* _Directive_: Print the records again, character for character.

---------- Input rows

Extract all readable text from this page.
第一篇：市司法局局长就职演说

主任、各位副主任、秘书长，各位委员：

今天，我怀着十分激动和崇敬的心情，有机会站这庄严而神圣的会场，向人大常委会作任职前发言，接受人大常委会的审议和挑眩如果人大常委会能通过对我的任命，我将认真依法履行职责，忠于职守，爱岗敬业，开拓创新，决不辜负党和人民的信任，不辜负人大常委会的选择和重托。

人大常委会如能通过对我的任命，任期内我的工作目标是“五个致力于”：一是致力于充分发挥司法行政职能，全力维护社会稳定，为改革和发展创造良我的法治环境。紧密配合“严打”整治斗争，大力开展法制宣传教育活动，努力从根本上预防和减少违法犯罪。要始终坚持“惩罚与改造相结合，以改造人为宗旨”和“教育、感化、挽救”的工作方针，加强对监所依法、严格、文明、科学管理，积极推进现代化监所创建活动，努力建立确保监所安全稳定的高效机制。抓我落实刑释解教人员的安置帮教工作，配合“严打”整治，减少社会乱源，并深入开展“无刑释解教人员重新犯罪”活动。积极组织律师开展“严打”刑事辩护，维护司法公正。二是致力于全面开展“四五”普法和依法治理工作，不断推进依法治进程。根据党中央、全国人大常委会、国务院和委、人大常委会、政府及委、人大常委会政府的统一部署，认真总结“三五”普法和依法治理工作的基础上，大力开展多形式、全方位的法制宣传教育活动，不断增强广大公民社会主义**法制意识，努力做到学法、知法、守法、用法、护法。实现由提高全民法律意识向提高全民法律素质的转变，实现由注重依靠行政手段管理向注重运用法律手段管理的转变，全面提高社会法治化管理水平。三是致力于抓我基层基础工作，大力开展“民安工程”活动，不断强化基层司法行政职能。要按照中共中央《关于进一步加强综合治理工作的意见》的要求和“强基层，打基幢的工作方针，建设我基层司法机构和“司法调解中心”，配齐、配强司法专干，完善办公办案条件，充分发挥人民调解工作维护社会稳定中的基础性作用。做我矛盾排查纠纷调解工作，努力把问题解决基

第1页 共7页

--------------------

* _Answer to this problem_:
Extract all readable text from this page.
第一篇：市司法局局长就职演说

主任、各位副主任、秘书长，各位委员：

今天，我怀着十分激动和崇敬的心情，有机会站这庄严而神圣的会场，向人大常委会作任职前发言，接受人大常委会的审议和挑眩如果人大常委会能通过对我的任命，我将认真依法履行职责，忠于职守，爱岗敬业，开拓创新，决不辜负党和人民的信任，不辜负人大常委会的选择和重托。

人大常委会如能通过对我的任命，任期内我的工作目标是“五个致力于”：一是致力于充分发挥司法行政职能，全力维护社会稳定，为改革和发展创造良我的法治环境。紧密配合“严打”整治斗争，大力开展法制宣传教育活动，努力从根本上预防和减少违法犯罪。要始终坚持“惩罚与改造相结合，以改造人为宗旨”和“教育、感化、挽救”的工作方针，加强对监所依法、严格、文明、科学管理，积极推进现代化监所创建活动，努力建立确保监所安全稳定的高效机制。抓我落实刑释解教人员的安置帮教工作，配合“严打”整治，减少社会乱源，并深入开展“无刑释解教人员重新犯罪”活动。积极组织律师开展“严打”刑事辩护，维护司法公正。二是致力于全面开展“四五”普法和依法治理工作，不断推进依法治进程。根据党中央、全国人大常委会、国务院和委、人大常委会、政府及委、人大常委会政府的统一部署，认真总结“三五”普法和依法治理工作的基础上，大力开展多形式、全方位的法制宣传教育活动，不断增强广大公民社会主义**法制意识，努力做到学法、知法、守法、用法、护法。实现由提高全民法律意识向提高全民法律素质的转变，实现由注重依靠行政手段管理向注重运用法律手段管理的转变，全面提高社会法治化管理水平。三是致力于抓我基层基础工作，大力开展“民安工程”活动，不断强化基层司法行政职能。要按照中共中央《关于进一步加强综合治理工作的意见》的要求和“强基层，打基幢的工作方针，建设我基层司法机构和“司法调解中心”，配齐、配强司法专干，完善办公办案条件，充分发挥人民调解工作维护社会稳定中的基础性作用。做我矛盾排查纠纷调解工作，努力把问题解决基

第1页 共7页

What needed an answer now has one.